What to do:
Copy whichever lines contain the string "JSON".

Supplied entries:
==================================================
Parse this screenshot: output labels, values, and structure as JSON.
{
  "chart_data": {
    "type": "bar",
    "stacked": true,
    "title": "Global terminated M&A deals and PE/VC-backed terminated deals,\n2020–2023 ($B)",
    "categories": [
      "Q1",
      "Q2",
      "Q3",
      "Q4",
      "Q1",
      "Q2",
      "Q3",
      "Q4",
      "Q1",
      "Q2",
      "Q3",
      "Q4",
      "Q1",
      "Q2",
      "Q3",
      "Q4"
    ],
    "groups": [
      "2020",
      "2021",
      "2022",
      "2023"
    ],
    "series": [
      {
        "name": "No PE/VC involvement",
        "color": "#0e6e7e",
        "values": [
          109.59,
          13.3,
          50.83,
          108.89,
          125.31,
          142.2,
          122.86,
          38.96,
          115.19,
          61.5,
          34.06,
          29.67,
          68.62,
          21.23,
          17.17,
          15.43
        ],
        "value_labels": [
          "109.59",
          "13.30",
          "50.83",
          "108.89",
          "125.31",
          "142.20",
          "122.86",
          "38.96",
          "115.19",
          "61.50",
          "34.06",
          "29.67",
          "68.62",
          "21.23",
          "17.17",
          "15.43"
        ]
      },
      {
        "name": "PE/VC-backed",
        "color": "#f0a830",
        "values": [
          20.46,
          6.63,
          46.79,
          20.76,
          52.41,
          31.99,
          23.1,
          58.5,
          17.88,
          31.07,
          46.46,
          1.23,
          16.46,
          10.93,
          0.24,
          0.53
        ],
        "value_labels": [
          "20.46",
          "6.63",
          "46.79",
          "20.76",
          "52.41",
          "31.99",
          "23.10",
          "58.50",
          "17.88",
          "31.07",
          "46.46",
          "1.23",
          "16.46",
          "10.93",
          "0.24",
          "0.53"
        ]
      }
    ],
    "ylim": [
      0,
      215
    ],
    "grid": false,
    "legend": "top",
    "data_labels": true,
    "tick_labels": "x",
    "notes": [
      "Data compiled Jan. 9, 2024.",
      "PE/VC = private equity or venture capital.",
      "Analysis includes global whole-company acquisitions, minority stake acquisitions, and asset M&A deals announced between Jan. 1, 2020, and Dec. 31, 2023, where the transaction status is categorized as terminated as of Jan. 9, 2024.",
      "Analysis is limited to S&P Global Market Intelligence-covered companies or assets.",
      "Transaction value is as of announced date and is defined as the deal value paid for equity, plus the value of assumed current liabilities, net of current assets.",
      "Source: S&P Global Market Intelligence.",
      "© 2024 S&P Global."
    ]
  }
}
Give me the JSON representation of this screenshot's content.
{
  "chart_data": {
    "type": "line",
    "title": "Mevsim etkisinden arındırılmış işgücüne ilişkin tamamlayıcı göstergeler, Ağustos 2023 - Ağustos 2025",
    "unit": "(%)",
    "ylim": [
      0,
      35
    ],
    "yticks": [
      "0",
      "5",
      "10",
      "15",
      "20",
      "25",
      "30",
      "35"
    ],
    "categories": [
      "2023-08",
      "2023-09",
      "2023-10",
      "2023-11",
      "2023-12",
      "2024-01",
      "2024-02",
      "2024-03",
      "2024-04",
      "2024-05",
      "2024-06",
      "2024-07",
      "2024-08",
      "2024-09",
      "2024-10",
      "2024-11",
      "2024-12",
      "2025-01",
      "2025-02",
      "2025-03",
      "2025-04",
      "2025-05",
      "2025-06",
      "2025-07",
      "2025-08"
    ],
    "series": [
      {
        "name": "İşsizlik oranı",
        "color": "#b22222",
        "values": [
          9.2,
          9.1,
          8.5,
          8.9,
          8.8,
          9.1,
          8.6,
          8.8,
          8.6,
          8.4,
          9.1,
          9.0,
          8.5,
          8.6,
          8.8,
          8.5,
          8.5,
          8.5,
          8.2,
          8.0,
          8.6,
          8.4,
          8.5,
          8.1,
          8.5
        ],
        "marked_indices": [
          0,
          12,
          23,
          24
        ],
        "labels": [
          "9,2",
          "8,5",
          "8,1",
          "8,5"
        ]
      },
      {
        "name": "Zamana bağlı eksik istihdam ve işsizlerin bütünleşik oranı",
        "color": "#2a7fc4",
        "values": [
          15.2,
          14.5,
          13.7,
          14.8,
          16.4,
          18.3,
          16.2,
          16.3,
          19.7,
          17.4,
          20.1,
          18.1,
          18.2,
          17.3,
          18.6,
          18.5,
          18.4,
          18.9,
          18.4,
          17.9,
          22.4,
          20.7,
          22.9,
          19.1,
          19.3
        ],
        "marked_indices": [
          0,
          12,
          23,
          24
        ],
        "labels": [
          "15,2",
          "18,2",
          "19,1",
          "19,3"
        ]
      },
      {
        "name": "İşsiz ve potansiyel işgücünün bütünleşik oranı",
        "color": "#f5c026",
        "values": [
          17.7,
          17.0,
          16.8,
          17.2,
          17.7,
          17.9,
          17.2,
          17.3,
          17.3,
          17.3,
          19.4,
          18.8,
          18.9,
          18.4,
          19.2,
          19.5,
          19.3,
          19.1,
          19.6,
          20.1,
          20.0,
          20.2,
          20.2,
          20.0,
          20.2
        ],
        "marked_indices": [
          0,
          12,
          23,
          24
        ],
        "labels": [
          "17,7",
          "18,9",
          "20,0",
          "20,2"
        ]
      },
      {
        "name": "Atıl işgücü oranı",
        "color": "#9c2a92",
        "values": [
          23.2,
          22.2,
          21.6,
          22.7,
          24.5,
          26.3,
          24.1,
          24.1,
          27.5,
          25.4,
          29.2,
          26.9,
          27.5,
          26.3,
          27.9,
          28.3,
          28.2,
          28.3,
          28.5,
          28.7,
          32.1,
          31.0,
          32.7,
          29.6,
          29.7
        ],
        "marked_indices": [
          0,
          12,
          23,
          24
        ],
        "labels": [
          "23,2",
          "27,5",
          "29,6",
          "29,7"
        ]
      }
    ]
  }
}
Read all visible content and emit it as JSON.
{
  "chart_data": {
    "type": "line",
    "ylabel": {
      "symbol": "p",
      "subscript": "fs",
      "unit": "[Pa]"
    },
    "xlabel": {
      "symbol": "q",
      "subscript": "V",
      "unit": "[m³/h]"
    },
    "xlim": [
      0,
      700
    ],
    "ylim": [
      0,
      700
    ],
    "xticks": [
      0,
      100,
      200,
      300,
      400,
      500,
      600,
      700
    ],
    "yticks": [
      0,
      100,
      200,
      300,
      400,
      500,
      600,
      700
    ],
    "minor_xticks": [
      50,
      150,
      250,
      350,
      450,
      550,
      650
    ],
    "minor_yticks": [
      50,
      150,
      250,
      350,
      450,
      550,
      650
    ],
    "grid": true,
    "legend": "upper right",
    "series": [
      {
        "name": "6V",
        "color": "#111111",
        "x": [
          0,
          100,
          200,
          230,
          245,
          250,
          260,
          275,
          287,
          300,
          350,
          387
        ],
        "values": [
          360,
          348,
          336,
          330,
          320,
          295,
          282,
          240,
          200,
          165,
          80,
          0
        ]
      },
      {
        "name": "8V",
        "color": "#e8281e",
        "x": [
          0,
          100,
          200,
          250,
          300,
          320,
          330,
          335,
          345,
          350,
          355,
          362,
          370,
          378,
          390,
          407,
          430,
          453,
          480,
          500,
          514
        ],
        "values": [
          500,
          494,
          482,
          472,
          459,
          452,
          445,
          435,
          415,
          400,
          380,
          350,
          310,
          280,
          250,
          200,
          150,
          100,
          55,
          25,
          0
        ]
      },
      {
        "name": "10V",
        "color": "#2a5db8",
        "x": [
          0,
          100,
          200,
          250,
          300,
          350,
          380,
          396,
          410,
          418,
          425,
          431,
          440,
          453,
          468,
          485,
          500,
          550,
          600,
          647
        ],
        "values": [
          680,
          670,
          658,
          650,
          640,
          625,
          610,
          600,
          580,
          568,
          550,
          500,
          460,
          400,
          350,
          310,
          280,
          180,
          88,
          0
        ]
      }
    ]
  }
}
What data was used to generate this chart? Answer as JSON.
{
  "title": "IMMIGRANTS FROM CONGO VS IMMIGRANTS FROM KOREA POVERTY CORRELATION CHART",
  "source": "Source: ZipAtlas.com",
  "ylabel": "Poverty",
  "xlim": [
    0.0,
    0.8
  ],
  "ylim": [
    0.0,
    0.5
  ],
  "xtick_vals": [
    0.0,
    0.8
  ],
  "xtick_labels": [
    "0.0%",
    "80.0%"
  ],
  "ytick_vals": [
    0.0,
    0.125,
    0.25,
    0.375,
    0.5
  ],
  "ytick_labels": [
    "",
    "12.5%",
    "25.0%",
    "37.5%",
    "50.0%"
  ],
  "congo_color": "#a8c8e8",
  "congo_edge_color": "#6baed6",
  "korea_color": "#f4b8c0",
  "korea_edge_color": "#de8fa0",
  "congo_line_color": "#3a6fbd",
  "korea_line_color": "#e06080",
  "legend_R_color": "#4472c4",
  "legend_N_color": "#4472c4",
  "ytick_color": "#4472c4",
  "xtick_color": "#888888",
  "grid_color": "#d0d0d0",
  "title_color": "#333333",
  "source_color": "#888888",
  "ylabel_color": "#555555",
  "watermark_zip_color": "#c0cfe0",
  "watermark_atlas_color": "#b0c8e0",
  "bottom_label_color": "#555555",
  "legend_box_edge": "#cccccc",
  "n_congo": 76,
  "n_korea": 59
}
==================================================
Exercise output:
Parse this screenshot: output labels, values, and structure as JSON.
Give me the JSON representation of this screenshot's content.
Read all visible content and emit it as JSON.
What data was used to generate this chart? Answer as JSON.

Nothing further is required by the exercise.